(Saved entries)
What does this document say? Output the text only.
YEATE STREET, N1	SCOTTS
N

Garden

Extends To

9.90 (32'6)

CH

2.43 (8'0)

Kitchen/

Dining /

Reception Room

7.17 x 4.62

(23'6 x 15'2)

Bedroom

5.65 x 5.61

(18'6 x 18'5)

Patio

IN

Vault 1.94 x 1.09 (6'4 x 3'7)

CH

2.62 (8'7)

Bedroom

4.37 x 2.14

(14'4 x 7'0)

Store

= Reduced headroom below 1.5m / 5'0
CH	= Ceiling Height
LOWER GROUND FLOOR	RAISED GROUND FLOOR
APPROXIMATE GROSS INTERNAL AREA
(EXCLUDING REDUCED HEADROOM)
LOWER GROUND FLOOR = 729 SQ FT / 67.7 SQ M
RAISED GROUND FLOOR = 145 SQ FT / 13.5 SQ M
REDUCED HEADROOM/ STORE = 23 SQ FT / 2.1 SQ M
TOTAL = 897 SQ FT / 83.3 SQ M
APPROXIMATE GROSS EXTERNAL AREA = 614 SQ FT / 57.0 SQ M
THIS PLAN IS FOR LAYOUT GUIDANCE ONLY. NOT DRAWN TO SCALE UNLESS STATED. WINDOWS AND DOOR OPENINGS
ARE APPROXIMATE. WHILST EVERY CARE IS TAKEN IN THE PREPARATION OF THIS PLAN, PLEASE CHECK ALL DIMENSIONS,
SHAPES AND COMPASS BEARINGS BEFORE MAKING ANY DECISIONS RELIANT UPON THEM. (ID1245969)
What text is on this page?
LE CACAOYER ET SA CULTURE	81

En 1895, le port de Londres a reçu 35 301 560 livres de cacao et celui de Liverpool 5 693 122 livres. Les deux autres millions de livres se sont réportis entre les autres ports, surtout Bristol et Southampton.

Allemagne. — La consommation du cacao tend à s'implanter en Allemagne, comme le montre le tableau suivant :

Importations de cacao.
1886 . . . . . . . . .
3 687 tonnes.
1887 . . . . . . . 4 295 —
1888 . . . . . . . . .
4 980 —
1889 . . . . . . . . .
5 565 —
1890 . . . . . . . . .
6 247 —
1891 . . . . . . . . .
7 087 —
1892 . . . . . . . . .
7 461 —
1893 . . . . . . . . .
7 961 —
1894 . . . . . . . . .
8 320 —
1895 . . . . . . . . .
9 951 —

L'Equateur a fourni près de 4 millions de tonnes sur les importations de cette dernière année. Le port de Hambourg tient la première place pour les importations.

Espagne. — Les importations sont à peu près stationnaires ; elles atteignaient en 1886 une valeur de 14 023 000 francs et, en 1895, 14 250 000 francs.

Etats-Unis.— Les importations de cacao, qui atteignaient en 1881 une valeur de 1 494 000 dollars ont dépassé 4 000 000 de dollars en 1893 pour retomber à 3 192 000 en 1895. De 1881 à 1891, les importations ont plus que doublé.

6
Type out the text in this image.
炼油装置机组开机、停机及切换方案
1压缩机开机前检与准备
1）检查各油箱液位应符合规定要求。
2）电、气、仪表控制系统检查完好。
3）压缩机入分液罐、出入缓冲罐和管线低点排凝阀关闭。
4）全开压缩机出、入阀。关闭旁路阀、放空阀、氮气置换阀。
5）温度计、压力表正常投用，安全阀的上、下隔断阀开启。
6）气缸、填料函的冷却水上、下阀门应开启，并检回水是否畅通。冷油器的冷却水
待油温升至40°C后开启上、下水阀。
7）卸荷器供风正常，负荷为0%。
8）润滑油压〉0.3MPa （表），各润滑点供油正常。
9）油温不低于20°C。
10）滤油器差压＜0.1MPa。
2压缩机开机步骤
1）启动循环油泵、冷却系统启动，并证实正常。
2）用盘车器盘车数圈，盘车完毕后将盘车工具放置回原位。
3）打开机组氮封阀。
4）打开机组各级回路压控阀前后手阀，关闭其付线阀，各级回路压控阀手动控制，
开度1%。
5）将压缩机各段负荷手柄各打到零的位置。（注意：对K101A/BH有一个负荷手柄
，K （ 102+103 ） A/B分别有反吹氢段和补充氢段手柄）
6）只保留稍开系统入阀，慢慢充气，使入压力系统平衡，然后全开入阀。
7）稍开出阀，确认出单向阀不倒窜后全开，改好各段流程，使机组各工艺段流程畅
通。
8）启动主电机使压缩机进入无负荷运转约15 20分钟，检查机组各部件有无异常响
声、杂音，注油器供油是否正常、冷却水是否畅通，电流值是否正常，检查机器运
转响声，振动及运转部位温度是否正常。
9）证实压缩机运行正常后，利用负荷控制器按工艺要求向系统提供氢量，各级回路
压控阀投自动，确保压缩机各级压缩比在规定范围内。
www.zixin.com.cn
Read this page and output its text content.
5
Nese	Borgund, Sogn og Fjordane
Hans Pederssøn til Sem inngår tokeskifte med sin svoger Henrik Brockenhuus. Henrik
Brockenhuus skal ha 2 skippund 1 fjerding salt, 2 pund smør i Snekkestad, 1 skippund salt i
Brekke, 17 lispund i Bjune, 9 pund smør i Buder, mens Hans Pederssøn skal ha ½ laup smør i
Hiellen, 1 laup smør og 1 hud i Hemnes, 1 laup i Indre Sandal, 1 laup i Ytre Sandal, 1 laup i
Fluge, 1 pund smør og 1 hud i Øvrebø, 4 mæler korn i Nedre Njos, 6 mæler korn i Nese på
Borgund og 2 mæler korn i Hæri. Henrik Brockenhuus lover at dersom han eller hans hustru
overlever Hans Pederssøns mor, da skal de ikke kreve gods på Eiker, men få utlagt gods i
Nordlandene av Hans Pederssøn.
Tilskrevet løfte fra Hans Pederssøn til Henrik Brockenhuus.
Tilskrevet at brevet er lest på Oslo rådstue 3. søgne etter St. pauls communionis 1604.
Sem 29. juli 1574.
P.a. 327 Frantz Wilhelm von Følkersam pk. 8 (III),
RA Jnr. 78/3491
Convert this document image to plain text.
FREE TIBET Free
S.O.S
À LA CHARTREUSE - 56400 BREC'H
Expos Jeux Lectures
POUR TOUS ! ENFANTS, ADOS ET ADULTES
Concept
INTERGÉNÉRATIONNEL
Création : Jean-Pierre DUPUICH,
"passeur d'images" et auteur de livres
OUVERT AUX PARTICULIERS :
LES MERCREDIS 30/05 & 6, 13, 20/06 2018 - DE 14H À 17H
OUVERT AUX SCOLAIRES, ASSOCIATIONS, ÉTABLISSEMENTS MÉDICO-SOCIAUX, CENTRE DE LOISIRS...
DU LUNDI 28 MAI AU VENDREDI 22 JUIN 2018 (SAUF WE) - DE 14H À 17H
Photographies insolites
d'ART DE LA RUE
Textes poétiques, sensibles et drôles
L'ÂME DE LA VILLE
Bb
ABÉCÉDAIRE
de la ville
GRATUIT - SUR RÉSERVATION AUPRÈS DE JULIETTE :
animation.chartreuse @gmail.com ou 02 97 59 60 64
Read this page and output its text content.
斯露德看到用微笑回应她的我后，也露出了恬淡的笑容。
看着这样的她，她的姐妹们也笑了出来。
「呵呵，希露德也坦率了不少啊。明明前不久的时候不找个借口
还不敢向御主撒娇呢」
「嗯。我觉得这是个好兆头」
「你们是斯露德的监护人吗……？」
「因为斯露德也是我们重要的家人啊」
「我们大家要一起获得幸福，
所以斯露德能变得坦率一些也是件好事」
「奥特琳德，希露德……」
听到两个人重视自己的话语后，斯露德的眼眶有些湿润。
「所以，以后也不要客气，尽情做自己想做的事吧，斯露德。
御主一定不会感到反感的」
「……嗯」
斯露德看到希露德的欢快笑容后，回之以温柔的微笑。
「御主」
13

**Instructions for the task:**
Extract all of the data shown above and repeat it verbatim.

**Output:**
What does this document say? Output the text only.
YEATE STREET, N1	SCOTTS
N

Garden

Extends To

9.90 (32'6)

CH

2.43 (8'0)

Kitchen/

Dining /

Reception Room

7.17 x 4.62

(23'6 x 15'2)

Bedroom

5.65 x 5.61

(18'6 x 18'5)

Patio

IN

Vault 1.94 x 1.09 (6'4 x 3'7)

CH

2.62 (8'7)

Bedroom

4.37 x 2.14

(14'4 x 7'0)

Store

= Reduced headroom below 1.5m / 5'0
CH	= Ceiling Height
LOWER GROUND FLOOR	RAISED GROUND FLOOR
APPROXIMATE GROSS INTERNAL AREA
(EXCLUDING REDUCED HEADROOM)
LOWER GROUND FLOOR = 729 SQ FT / 67.7 SQ M
RAISED GROUND FLOOR = 145 SQ FT / 13.5 SQ M
REDUCED HEADROOM/ STORE = 23 SQ FT / 2.1 SQ M
TOTAL = 897 SQ FT / 83.3 SQ M
APPROXIMATE GROSS EXTERNAL AREA = 614 SQ FT / 57.0 SQ M
THIS PLAN IS FOR LAYOUT GUIDANCE ONLY. NOT DRAWN TO SCALE UNLESS STATED. WINDOWS AND DOOR OPENINGS
ARE APPROXIMATE. WHILST EVERY CARE IS TAKEN IN THE PREPARATION OF THIS PLAN, PLEASE CHECK ALL DIMENSIONS,
SHAPES AND COMPASS BEARINGS BEFORE MAKING ANY DECISIONS RELIANT UPON THEM. (ID1245969)
What text is on this page?
LE CACAOYER ET SA CULTURE	81

En 1895, le port de Londres a reçu 35 301 560 livres de cacao et celui de Liverpool 5 693 122 livres. Les deux autres millions de livres se sont réportis entre les autres ports, surtout Bristol et Southampton.

Allemagne. — La consommation du cacao tend à s'implanter en Allemagne, comme le montre le tableau suivant :

Importations de cacao.
1886 . . . . . . . . .
3 687 tonnes.
1887 . . . . . . . 4 295 —
1888 . . . . . . . . .
4 980 —
1889 . . . . . . . . .
5 565 —
1890 . . . . . . . . .
6 247 —
1891 . . . . . . . . .
7 087 —
1892 . . . . . . . . .
7 461 —
1893 . . . . . . . . .
7 961 —
1894 . . . . . . . . .
8 320 —
1895 . . . . . . . . .
9 951 —

L'Equateur a fourni près de 4 millions de tonnes sur les importations de cette dernière année. Le port de Hambourg tient la première place pour les importations.

Espagne. — Les importations sont à peu près stationnaires ; elles atteignaient en 1886 une valeur de 14 023 000 francs et, en 1895, 14 250 000 francs.

Etats-Unis.— Les importations de cacao, qui atteignaient en 1881 une valeur de 1 494 000 dollars ont dépassé 4 000 000 de dollars en 1893 pour retomber à 3 192 000 en 1895. De 1881 à 1891, les importations ont plus que doublé.

6
Type out the text in this image.
炼油装置机组开机、停机及切换方案
1压缩机开机前检与准备
1）检查各油箱液位应符合规定要求。
2）电、气、仪表控制系统检查完好。
3）压缩机入分液罐、出入缓冲罐和管线低点排凝阀关闭。
4）全开压缩机出、入阀。关闭旁路阀、放空阀、氮气置换阀。
5）温度计、压力表正常投用，安全阀的上、下隔断阀开启。
6）气缸、填料函的冷却水上、下阀门应开启，并检回水是否畅通。冷油器的冷却水
待油温升至40°C后开启上、下水阀。
7）卸荷器供风正常，负荷为0%。
8）润滑油压〉0.3MPa （表），各润滑点供油正常。
9）油温不低于20°C。
10）滤油器差压＜0.1MPa。
2压缩机开机步骤
1）启动循环油泵、冷却系统启动，并证实正常。
2）用盘车器盘车数圈，盘车完毕后将盘车工具放置回原位。
3）打开机组氮封阀。
4）打开机组各级回路压控阀前后手阀，关闭其付线阀，各级回路压控阀手动控制，
开度1%。
5）将压缩机各段负荷手柄各打到零的位置。（注意：对K101A/BH有一个负荷手柄
，K （ 102+103 ） A/B分别有反吹氢段和补充氢段手柄）
6）只保留稍开系统入阀，慢慢充气，使入压力系统平衡，然后全开入阀。
7）稍开出阀，确认出单向阀不倒窜后全开，改好各段流程，使机组各工艺段流程畅
通。
8）启动主电机使压缩机进入无负荷运转约15 20分钟，检查机组各部件有无异常响
声、杂音，注油器供油是否正常、冷却水是否畅通，电流值是否正常，检查机器运
转响声，振动及运转部位温度是否正常。
9）证实压缩机运行正常后，利用负荷控制器按工艺要求向系统提供氢量，各级回路
压控阀投自动，确保压缩机各级压缩比在规定范围内。
www.zixin.com.cn
Read this page and output its text content.
5
Nese	Borgund, Sogn og Fjordane
Hans Pederssøn til Sem inngår tokeskifte med sin svoger Henrik Brockenhuus. Henrik
Brockenhuus skal ha 2 skippund 1 fjerding salt, 2 pund smør i Snekkestad, 1 skippund salt i
Brekke, 17 lispund i Bjune, 9 pund smør i Buder, mens Hans Pederssøn skal ha ½ laup smør i
Hiellen, 1 laup smør og 1 hud i Hemnes, 1 laup i Indre Sandal, 1 laup i Ytre Sandal, 1 laup i
Fluge, 1 pund smør og 1 hud i Øvrebø, 4 mæler korn i Nedre Njos, 6 mæler korn i Nese på
Borgund og 2 mæler korn i Hæri. Henrik Brockenhuus lover at dersom han eller hans hustru
overlever Hans Pederssøns mor, da skal de ikke kreve gods på Eiker, men få utlagt gods i
Nordlandene av Hans Pederssøn.
Tilskrevet løfte fra Hans Pederssøn til Henrik Brockenhuus.
Tilskrevet at brevet er lest på Oslo rådstue 3. søgne etter St. pauls communionis 1604.
Sem 29. juli 1574.
P.a. 327 Frantz Wilhelm von Følkersam pk. 8 (III),
RA Jnr. 78/3491
Convert this document image to plain text.
FREE TIBET Free
S.O.S
À LA CHARTREUSE - 56400 BREC'H
Expos Jeux Lectures
POUR TOUS ! ENFANTS, ADOS ET ADULTES
Concept
INTERGÉNÉRATIONNEL
Création : Jean-Pierre DUPUICH,
"passeur d'images" et auteur de livres
OUVERT AUX PARTICULIERS :
LES MERCREDIS 30/05 & 6, 13, 20/06 2018 - DE 14H À 17H
OUVERT AUX SCOLAIRES, ASSOCIATIONS, ÉTABLISSEMENTS MÉDICO-SOCIAUX, CENTRE DE LOISIRS...
DU LUNDI 28 MAI AU VENDREDI 22 JUIN 2018 (SAUF WE) - DE 14H À 17H
Photographies insolites
d'ART DE LA RUE
Textes poétiques, sensibles et drôles
L'ÂME DE LA VILLE
Bb
ABÉCÉDAIRE
de la ville
GRATUIT - SUR RÉSERVATION AUPRÈS DE JULIETTE :
animation.chartreuse @gmail.com ou 02 97 59 60 64
Read this page and output its text content.
斯露德看到用微笑回应她的我后，也露出了恬淡的笑容。
看着这样的她，她的姐妹们也笑了出来。
「呵呵，希露德也坦率了不少啊。明明前不久的时候不找个借口
还不敢向御主撒娇呢」
「嗯。我觉得这是个好兆头」
「你们是斯露德的监护人吗……？」
「因为斯露德也是我们重要的家人啊」
「我们大家要一起获得幸福，
所以斯露德能变得坦率一些也是件好事」
「奥特琳德，希露德……」
听到两个人重视自己的话语后，斯露德的眼眶有些湿润。
「所以，以后也不要客气，尽情做自己想做的事吧，斯露德。
御主一定不会感到反感的」
「……嗯」
斯露德看到希露德的欢快笑容后，回之以温柔的微笑。
「御主」
13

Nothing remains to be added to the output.